## Work to complete
Wherever a line holds the string "resistance", copy that line.

__________________________________________________

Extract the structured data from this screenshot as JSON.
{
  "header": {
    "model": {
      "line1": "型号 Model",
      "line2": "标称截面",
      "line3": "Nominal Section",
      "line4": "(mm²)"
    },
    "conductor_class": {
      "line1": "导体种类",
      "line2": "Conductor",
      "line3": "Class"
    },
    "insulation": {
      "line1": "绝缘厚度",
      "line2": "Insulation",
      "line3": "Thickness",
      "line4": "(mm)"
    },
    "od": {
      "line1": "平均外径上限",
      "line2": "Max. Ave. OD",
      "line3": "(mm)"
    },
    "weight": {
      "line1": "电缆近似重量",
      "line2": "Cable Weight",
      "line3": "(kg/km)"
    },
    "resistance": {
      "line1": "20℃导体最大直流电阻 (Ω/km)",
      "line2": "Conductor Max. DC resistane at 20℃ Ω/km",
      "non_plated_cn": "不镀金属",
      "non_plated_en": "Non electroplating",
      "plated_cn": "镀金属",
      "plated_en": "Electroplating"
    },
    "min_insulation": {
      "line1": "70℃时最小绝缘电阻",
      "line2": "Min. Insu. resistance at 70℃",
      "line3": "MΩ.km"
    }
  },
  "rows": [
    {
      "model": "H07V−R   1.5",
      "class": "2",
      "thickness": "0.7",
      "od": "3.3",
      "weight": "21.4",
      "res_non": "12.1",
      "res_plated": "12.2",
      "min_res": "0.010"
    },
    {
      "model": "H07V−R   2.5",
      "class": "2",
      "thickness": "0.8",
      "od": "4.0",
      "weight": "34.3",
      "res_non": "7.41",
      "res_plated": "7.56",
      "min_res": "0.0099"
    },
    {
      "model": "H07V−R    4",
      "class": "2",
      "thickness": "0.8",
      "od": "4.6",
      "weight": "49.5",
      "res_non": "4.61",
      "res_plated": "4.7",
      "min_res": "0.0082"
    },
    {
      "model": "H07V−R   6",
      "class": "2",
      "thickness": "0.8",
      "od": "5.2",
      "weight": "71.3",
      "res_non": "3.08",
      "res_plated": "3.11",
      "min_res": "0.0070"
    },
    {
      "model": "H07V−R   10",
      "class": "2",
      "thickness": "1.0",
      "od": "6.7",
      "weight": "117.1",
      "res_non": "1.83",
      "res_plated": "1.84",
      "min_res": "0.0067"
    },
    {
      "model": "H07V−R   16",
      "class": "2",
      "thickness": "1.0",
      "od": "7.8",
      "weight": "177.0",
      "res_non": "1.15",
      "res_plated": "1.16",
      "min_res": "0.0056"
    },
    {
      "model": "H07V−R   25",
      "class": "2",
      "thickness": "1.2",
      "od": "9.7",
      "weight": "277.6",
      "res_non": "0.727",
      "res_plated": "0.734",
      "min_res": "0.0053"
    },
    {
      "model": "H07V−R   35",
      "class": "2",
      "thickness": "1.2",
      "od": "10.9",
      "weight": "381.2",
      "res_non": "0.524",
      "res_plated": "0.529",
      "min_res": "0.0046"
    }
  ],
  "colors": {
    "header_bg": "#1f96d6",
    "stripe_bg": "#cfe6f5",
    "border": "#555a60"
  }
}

__________________________________________________

## Response
    "resistance": {
      "line2": "Min. Insu. resistance at 70℃",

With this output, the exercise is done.